Available data:
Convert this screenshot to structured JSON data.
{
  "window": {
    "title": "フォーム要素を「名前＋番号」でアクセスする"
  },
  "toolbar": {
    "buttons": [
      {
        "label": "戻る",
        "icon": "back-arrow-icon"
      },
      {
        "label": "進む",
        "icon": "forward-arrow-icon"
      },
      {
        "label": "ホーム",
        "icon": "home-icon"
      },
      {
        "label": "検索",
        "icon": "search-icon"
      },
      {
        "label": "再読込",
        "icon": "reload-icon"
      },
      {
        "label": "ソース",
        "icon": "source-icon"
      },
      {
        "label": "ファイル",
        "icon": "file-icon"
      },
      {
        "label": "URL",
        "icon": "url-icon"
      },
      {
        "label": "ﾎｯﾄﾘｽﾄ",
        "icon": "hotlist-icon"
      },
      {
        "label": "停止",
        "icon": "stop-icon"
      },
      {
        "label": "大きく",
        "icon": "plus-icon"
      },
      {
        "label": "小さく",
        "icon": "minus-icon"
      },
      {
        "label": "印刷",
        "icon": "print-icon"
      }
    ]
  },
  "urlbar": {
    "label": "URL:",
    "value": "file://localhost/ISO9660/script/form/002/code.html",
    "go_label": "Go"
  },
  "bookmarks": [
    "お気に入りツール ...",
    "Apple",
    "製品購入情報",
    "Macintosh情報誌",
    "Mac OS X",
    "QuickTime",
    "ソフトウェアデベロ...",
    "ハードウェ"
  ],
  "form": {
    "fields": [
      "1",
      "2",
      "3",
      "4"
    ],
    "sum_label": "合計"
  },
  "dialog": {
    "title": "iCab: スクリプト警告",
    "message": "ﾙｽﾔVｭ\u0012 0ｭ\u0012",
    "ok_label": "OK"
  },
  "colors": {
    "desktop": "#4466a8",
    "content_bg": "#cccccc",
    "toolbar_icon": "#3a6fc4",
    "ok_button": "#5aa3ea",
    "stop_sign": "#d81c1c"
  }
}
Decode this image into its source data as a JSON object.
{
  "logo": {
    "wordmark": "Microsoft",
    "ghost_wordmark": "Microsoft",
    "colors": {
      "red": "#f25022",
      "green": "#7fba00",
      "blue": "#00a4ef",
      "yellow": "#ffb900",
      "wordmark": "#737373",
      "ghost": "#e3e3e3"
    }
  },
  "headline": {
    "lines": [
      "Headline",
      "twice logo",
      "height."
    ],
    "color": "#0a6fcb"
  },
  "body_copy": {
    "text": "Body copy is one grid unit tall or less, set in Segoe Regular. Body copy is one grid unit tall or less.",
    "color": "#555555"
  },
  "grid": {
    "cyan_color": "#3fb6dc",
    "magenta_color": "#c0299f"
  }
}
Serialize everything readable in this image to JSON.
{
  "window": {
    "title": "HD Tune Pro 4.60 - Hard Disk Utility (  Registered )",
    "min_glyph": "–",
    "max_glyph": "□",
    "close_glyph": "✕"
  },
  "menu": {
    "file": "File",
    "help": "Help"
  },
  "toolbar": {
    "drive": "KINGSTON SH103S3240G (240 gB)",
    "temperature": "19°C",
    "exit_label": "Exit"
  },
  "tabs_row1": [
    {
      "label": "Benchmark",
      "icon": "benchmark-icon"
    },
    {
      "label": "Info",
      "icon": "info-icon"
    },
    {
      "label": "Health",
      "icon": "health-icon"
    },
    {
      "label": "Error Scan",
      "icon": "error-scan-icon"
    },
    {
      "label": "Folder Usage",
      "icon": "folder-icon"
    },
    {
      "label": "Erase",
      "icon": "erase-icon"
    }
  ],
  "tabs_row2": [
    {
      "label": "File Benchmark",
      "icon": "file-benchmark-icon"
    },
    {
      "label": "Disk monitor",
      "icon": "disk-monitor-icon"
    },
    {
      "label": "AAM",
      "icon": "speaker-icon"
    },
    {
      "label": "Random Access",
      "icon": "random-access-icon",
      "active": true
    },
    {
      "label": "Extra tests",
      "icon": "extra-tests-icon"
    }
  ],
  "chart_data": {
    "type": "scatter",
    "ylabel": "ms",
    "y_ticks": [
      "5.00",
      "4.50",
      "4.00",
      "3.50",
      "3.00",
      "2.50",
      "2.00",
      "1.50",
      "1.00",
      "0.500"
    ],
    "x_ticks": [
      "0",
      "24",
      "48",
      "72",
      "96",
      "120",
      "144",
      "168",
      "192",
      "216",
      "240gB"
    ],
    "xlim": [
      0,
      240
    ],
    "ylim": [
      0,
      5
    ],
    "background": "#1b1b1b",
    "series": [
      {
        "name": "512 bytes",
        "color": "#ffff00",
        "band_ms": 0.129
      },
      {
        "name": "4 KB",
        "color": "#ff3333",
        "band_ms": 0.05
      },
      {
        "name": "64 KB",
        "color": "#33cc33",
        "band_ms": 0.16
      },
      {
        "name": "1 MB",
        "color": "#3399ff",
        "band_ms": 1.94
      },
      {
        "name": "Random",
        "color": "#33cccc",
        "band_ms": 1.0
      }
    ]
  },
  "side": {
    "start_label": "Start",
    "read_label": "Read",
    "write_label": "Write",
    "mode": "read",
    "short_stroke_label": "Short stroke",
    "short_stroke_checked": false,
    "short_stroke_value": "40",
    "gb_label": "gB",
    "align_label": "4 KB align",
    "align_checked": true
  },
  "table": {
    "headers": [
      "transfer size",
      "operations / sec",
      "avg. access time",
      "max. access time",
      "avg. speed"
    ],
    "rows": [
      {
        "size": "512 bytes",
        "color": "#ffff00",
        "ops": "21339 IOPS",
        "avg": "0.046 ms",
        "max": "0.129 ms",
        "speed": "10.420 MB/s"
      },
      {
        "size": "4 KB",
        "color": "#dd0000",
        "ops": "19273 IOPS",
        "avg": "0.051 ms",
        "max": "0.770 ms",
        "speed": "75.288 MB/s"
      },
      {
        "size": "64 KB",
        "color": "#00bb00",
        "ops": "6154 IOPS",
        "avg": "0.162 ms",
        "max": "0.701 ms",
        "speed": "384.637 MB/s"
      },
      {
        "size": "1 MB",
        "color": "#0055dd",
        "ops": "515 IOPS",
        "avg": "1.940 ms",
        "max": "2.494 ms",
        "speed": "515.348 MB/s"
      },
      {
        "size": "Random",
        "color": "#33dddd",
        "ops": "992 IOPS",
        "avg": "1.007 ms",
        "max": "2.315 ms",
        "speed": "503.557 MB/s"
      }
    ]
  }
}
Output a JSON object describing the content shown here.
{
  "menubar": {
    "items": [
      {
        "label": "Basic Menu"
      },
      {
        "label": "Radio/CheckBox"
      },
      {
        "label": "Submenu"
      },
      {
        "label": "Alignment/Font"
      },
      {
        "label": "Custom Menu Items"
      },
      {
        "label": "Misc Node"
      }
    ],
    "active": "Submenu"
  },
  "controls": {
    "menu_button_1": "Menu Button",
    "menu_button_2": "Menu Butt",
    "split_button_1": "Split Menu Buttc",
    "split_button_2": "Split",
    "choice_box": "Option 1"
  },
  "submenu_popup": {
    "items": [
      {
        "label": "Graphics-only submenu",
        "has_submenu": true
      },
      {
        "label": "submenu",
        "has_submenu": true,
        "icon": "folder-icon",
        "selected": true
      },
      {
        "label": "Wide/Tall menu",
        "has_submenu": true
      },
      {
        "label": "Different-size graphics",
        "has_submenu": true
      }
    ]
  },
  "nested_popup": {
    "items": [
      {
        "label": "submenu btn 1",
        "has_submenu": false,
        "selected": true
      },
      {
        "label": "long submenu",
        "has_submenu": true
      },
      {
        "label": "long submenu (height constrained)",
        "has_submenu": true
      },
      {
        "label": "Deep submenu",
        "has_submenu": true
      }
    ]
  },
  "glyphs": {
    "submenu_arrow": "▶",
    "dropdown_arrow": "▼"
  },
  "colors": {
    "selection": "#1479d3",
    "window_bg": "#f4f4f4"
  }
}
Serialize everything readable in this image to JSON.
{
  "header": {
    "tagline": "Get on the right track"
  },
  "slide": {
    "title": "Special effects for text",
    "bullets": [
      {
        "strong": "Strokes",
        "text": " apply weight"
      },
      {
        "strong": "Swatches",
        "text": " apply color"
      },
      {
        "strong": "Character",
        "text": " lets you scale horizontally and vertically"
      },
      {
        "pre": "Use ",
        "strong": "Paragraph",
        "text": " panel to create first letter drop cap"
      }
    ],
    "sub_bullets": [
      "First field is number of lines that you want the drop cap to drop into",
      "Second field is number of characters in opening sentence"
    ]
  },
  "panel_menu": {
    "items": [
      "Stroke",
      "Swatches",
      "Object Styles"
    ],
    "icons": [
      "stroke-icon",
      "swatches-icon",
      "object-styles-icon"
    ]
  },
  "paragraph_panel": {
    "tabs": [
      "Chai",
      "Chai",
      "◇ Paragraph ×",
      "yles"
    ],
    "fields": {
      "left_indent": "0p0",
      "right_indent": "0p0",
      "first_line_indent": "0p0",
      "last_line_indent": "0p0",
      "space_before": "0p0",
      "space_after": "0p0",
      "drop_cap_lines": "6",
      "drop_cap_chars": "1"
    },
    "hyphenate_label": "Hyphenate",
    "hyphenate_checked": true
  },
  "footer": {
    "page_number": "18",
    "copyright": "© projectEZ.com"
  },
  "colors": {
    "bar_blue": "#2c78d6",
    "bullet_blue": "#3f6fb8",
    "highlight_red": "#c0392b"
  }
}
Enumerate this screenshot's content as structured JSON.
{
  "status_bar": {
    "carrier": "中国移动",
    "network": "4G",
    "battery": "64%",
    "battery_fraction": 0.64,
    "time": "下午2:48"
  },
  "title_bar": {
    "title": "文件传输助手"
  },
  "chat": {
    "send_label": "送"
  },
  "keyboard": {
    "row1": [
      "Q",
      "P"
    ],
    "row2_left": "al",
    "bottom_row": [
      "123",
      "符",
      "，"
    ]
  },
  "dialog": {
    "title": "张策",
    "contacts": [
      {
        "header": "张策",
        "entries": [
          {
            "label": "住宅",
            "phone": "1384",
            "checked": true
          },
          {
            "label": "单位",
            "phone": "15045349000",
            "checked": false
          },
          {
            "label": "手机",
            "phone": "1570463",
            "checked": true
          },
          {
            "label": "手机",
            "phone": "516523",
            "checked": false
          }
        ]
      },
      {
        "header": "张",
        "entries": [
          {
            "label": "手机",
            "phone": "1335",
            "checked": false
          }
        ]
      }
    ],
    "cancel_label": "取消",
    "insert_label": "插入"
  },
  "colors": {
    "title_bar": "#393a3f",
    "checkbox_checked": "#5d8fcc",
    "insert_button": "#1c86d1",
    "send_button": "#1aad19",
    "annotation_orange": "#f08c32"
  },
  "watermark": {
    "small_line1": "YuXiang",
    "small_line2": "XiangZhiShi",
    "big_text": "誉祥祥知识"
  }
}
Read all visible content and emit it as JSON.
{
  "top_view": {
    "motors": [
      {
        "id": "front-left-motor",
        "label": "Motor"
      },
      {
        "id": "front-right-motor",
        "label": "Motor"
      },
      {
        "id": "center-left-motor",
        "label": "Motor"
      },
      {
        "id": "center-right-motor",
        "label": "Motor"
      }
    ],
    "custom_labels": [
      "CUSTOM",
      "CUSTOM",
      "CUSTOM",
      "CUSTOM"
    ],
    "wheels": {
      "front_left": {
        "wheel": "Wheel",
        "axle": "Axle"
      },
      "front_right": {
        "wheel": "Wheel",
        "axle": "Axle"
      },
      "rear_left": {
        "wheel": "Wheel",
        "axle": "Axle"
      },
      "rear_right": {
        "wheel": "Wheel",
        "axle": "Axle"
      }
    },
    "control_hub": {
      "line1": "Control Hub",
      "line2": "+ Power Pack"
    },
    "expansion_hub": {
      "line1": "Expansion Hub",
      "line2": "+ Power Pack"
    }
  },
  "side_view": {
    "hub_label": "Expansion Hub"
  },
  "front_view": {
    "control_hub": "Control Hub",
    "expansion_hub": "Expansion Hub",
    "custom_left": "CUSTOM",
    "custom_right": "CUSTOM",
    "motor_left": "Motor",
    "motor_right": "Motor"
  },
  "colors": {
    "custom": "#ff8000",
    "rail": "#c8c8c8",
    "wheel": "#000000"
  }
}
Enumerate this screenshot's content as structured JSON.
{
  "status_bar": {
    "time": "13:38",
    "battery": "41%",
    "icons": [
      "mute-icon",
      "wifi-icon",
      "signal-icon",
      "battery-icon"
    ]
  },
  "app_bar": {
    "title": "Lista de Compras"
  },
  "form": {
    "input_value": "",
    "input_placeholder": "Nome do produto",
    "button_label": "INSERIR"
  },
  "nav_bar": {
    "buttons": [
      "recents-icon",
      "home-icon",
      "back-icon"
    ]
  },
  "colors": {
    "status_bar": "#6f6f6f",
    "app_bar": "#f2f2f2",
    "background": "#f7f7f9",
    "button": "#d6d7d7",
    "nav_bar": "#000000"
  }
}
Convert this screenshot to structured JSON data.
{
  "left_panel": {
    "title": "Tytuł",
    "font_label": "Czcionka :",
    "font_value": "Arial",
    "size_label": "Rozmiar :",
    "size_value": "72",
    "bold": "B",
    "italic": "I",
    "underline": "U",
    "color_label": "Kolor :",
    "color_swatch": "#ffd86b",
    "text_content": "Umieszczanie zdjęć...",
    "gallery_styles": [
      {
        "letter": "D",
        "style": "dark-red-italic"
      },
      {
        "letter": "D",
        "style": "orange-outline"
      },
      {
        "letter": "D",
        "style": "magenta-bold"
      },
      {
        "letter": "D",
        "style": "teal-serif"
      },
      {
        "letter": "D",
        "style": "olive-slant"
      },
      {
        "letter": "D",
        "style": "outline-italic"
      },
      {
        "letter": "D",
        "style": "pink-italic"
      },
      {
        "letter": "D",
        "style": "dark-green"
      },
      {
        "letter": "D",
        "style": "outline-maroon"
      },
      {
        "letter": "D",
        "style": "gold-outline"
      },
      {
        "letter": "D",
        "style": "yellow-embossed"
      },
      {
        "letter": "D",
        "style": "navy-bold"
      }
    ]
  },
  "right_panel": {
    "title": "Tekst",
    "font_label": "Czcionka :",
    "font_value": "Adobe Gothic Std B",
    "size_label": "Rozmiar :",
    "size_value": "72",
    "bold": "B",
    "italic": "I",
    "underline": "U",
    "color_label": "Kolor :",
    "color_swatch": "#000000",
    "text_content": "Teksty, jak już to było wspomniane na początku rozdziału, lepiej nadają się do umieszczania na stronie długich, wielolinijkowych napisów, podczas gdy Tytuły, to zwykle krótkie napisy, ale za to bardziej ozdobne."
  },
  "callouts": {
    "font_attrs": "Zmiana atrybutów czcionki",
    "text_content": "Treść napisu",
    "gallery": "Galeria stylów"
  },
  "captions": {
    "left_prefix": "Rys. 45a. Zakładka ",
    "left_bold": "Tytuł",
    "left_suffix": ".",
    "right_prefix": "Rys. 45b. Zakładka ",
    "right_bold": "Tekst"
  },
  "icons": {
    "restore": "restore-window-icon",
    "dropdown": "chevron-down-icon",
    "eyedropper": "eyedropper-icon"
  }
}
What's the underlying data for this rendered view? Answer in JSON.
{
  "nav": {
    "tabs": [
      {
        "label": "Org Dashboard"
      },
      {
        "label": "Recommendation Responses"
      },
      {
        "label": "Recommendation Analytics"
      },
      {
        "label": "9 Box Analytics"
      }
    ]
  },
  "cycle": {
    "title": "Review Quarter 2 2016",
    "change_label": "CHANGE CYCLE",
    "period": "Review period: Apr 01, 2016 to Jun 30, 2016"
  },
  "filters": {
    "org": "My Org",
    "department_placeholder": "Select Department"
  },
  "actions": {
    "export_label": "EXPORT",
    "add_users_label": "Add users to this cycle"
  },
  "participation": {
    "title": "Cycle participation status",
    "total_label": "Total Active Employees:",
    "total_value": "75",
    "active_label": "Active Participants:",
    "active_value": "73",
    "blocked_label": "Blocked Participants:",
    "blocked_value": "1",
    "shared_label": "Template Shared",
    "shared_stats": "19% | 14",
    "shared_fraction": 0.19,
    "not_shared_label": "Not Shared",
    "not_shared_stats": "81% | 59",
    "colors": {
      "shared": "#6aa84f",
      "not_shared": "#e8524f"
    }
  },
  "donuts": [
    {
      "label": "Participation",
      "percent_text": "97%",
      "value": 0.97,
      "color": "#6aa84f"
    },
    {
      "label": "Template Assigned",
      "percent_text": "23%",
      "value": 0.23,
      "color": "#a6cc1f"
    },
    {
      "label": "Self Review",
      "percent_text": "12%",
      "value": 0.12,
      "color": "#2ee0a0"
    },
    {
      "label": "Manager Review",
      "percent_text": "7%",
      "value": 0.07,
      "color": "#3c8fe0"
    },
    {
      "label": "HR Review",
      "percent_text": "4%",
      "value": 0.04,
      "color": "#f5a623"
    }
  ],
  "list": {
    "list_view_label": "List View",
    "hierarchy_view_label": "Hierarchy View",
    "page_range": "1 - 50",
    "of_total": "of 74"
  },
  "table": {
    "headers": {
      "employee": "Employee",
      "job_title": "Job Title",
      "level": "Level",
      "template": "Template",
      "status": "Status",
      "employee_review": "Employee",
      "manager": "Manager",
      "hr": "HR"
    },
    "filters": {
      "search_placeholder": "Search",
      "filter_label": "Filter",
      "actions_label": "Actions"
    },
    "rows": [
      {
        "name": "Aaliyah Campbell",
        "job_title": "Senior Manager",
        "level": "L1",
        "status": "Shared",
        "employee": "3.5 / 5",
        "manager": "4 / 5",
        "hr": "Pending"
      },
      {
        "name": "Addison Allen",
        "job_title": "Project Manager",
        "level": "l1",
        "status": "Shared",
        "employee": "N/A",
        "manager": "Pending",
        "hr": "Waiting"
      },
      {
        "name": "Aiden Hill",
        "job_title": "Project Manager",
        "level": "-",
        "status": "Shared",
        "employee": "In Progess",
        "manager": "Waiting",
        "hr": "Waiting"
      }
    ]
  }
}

Short task: Check each line of the entries above for the word "center". List the ones that have it.

Reply to the exercise:
        "id": "center-left-motor",
        "id": "center-right-motor",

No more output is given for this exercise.